**THE PROBLEM**
Quote every line as given.

▽

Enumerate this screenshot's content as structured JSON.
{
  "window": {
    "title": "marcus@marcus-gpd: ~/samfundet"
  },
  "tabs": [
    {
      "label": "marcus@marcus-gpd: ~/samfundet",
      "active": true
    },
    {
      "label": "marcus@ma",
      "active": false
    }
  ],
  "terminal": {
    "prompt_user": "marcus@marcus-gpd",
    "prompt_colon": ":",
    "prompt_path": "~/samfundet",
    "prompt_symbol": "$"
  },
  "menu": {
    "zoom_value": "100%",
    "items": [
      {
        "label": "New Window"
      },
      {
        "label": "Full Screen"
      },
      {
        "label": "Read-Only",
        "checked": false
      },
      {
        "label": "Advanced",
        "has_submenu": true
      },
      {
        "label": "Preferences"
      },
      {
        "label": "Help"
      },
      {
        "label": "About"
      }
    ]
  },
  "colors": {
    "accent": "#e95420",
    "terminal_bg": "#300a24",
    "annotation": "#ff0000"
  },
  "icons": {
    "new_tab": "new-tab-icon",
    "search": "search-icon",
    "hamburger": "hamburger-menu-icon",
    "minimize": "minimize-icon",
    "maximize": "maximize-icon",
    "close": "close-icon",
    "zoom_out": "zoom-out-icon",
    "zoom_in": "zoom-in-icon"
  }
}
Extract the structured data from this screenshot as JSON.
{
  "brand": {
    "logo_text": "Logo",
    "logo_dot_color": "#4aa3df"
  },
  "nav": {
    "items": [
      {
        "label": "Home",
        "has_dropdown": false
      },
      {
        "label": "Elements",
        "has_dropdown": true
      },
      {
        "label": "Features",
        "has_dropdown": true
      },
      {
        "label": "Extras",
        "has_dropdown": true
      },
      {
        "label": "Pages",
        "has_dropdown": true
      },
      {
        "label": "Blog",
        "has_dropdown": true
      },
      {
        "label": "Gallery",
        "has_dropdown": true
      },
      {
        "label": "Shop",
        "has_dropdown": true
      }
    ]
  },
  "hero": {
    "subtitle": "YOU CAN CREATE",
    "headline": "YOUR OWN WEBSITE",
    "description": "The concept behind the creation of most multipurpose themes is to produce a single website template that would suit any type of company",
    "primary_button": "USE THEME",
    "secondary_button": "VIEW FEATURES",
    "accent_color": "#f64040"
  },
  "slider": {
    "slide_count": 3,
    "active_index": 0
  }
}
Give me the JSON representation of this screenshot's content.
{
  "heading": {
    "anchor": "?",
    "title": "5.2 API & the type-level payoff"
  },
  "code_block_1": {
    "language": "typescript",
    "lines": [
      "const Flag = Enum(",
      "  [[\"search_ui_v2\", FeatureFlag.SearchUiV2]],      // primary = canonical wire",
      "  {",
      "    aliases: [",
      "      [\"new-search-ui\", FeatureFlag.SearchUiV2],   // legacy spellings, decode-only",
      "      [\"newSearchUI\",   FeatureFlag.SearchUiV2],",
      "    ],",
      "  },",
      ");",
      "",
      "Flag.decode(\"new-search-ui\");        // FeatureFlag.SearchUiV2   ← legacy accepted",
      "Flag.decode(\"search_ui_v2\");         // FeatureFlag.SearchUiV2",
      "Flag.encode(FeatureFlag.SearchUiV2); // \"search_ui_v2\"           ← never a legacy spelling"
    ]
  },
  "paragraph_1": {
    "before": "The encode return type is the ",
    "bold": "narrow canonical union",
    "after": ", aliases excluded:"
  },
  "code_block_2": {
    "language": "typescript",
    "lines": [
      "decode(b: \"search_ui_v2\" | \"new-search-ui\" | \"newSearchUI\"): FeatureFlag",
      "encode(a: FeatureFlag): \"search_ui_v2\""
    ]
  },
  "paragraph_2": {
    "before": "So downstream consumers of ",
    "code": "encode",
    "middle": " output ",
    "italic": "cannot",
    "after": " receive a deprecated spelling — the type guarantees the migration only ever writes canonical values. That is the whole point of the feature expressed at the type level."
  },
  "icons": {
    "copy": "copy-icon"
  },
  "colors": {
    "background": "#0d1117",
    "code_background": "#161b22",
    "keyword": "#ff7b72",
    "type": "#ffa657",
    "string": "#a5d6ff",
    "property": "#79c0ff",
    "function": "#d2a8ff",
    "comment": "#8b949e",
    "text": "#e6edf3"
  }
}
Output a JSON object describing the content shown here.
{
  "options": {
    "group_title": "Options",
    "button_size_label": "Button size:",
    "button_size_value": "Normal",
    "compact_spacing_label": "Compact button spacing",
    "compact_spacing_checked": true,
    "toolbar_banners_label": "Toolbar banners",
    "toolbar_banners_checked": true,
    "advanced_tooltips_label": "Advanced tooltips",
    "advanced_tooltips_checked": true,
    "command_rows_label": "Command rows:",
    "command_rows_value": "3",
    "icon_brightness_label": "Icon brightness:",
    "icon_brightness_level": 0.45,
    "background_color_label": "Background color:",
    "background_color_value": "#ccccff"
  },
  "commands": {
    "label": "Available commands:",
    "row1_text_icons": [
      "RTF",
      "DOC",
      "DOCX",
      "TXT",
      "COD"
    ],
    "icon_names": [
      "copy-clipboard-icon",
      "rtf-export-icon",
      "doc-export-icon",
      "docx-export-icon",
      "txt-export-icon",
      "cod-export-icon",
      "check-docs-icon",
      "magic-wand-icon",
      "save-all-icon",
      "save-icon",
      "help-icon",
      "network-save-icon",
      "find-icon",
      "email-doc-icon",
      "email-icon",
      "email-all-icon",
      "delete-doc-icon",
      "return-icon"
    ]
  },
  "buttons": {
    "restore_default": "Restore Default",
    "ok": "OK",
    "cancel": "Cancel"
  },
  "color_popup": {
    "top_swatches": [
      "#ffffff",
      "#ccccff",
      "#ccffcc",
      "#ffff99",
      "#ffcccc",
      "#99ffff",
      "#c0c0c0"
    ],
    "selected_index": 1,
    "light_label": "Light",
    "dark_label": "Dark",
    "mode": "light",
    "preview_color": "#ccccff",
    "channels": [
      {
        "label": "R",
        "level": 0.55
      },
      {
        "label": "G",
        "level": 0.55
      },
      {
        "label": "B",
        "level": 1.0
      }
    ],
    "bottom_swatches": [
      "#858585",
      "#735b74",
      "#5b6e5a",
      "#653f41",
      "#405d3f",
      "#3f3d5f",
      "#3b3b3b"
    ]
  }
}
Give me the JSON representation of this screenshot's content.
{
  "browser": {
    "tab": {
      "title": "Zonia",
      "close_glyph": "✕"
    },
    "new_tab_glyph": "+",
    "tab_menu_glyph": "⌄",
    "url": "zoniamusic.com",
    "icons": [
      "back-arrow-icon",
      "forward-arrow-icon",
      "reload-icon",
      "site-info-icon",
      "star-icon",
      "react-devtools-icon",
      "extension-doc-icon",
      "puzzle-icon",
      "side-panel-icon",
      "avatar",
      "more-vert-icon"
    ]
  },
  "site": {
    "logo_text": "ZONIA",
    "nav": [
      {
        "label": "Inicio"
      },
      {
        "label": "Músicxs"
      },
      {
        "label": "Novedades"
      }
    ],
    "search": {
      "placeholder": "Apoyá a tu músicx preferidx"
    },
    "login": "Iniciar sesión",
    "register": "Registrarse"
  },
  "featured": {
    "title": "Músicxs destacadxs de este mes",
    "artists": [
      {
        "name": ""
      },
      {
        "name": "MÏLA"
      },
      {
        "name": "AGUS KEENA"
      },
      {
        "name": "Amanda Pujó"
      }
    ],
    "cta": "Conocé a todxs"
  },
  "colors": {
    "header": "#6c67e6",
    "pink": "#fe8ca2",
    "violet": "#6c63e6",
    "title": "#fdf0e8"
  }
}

△

**ANSWER BELOW**
Enumerate this screenshot's content as structured JSON.
{
  "window": {
    "title": "marcus@marcus-gpd: ~/samfundet"
  },
  "tabs": [
    {
      "label": "marcus@marcus-gpd: ~/samfundet",
      "active": true
    },
    {
      "label": "marcus@ma",
      "active": false
    }
  ],
  "terminal": {
    "prompt_user": "marcus@marcus-gpd",
    "prompt_colon": ":",
    "prompt_path": "~/samfundet",
    "prompt_symbol": "$"
  },
  "menu": {
    "zoom_value": "100%",
    "items": [
      {
        "label": "New Window"
      },
      {
        "label": "Full Screen"
      },
      {
        "label": "Read-Only",
        "checked": false
      },
      {
        "label": "Advanced",
        "has_submenu": true
      },
      {
        "label": "Preferences"
      },
      {
        "label": "Help"
      },
      {
        "label": "About"
      }
    ]
  },
  "colors": {
    "accent": "#e95420",
    "terminal_bg": "#300a24",
    "annotation": "#ff0000"
  },
  "icons": {
    "new_tab": "new-tab-icon",
    "search": "search-icon",
    "hamburger": "hamburger-menu-icon",
    "minimize": "minimize-icon",
    "maximize": "maximize-icon",
    "close": "close-icon",
    "zoom_out": "zoom-out-icon",
    "zoom_in": "zoom-in-icon"
  }
}
Extract the structured data from this screenshot as JSON.
{
  "brand": {
    "logo_text": "Logo",
    "logo_dot_color": "#4aa3df"
  },
  "nav": {
    "items": [
      {
        "label": "Home",
        "has_dropdown": false
      },
      {
        "label": "Elements",
        "has_dropdown": true
      },
      {
        "label": "Features",
        "has_dropdown": true
      },
      {
        "label": "Extras",
        "has_dropdown": true
      },
      {
        "label": "Pages",
        "has_dropdown": true
      },
      {
        "label": "Blog",
        "has_dropdown": true
      },
      {
        "label": "Gallery",
        "has_dropdown": true
      },
      {
        "label": "Shop",
        "has_dropdown": true
      }
    ]
  },
  "hero": {
    "subtitle": "YOU CAN CREATE",
    "headline": "YOUR OWN WEBSITE",
    "description": "The concept behind the creation of most multipurpose themes is to produce a single website template that would suit any type of company",
    "primary_button": "USE THEME",
    "secondary_button": "VIEW FEATURES",
    "accent_color": "#f64040"
  },
  "slider": {
    "slide_count": 3,
    "active_index": 0
  }
}
Give me the JSON representation of this screenshot's content.
{
  "heading": {
    "anchor": "?",
    "title": "5.2 API & the type-level payoff"
  },
  "code_block_1": {
    "language": "typescript",
    "lines": [
      "const Flag = Enum(",
      "  [[\"search_ui_v2\", FeatureFlag.SearchUiV2]],      // primary = canonical wire",
      "  {",
      "    aliases: [",
      "      [\"new-search-ui\", FeatureFlag.SearchUiV2],   // legacy spellings, decode-only",
      "      [\"newSearchUI\",   FeatureFlag.SearchUiV2],",
      "    ],",
      "  },",
      ");",
      "",
      "Flag.decode(\"new-search-ui\");        // FeatureFlag.SearchUiV2   ← legacy accepted",
      "Flag.decode(\"search_ui_v2\");         // FeatureFlag.SearchUiV2",
      "Flag.encode(FeatureFlag.SearchUiV2); // \"search_ui_v2\"           ← never a legacy spelling"
    ]
  },
  "paragraph_1": {
    "before": "The encode return type is the ",
    "bold": "narrow canonical union",
    "after": ", aliases excluded:"
  },
  "code_block_2": {
    "language": "typescript",
    "lines": [
      "decode(b: \"search_ui_v2\" | \"new-search-ui\" | \"newSearchUI\"): FeatureFlag",
      "encode(a: FeatureFlag): \"search_ui_v2\""
    ]
  },
  "paragraph_2": {
    "before": "So downstream consumers of ",
    "code": "encode",
    "middle": " output ",
    "italic": "cannot",
    "after": " receive a deprecated spelling — the type guarantees the migration only ever writes canonical values. That is the whole point of the feature expressed at the type level."
  },
  "icons": {
    "copy": "copy-icon"
  },
  "colors": {
    "background": "#0d1117",
    "code_background": "#161b22",
    "keyword": "#ff7b72",
    "type": "#ffa657",
    "string": "#a5d6ff",
    "property": "#79c0ff",
    "function": "#d2a8ff",
    "comment": "#8b949e",
    "text": "#e6edf3"
  }
}
Output a JSON object describing the content shown here.
{
  "options": {
    "group_title": "Options",
    "button_size_label": "Button size:",
    "button_size_value": "Normal",
    "compact_spacing_label": "Compact button spacing",
    "compact_spacing_checked": true,
    "toolbar_banners_label": "Toolbar banners",
    "toolbar_banners_checked": true,
    "advanced_tooltips_label": "Advanced tooltips",
    "advanced_tooltips_checked": true,
    "command_rows_label": "Command rows:",
    "command_rows_value": "3",
    "icon_brightness_label": "Icon brightness:",
    "icon_brightness_level": 0.45,
    "background_color_label": "Background color:",
    "background_color_value": "#ccccff"
  },
  "commands": {
    "label": "Available commands:",
    "row1_text_icons": [
      "RTF",
      "DOC",
      "DOCX",
      "TXT",
      "COD"
    ],
    "icon_names": [
      "copy-clipboard-icon",
      "rtf-export-icon",
      "doc-export-icon",
      "docx-export-icon",
      "txt-export-icon",
      "cod-export-icon",
      "check-docs-icon",
      "magic-wand-icon",
      "save-all-icon",
      "save-icon",
      "help-icon",
      "network-save-icon",
      "find-icon",
      "email-doc-icon",
      "email-icon",
      "email-all-icon",
      "delete-doc-icon",
      "return-icon"
    ]
  },
  "buttons": {
    "restore_default": "Restore Default",
    "ok": "OK",
    "cancel": "Cancel"
  },
  "color_popup": {
    "top_swatches": [
      "#ffffff",
      "#ccccff",
      "#ccffcc",
      "#ffff99",
      "#ffcccc",
      "#99ffff",
      "#c0c0c0"
    ],
    "selected_index": 1,
    "light_label": "Light",
    "dark_label": "Dark",
    "mode": "light",
    "preview_color": "#ccccff",
    "channels": [
      {
        "label": "R",
        "level": 0.55
      },
      {
        "label": "G",
        "level": 0.55
      },
      {
        "label": "B",
        "level": 1.0
      }
    ],
    "bottom_swatches": [
      "#858585",
      "#735b74",
      "#5b6e5a",
      "#653f41",
      "#405d3f",
      "#3f3d5f",
      "#3b3b3b"
    ]
  }
}
Give me the JSON representation of this screenshot's content.
{
  "browser": {
    "tab": {
      "title": "Zonia",
      "close_glyph": "✕"
    },
    "new_tab_glyph": "+",
    "tab_menu_glyph": "⌄",
    "url": "zoniamusic.com",
    "icons": [
      "back-arrow-icon",
      "forward-arrow-icon",
      "reload-icon",
      "site-info-icon",
      "star-icon",
      "react-devtools-icon",
      "extension-doc-icon",
      "puzzle-icon",
      "side-panel-icon",
      "avatar",
      "more-vert-icon"
    ]
  },
  "site": {
    "logo_text": "ZONIA",
    "nav": [
      {
        "label": "Inicio"
      },
      {
        "label": "Músicxs"
      },
      {
        "label": "Novedades"
      }
    ],
    "search": {
      "placeholder": "Apoyá a tu músicx preferidx"
    },
    "login": "Iniciar sesión",
    "register": "Registrarse"
  },
  "featured": {
    "title": "Músicxs destacadxs de este mes",
    "artists": [
      {
        "name": ""
      },
      {
        "name": "MÏLA"
      },
      {
        "name": "AGUS KEENA"
      },
      {
        "name": "Amanda Pujó"
      }
    ],
    "cta": "Conocé a todxs"
  },
  "colors": {
    "header": "#6c67e6",
    "pink": "#fe8ca2",
    "violet": "#6c63e6",
    "title": "#fdf0e8"
  }
}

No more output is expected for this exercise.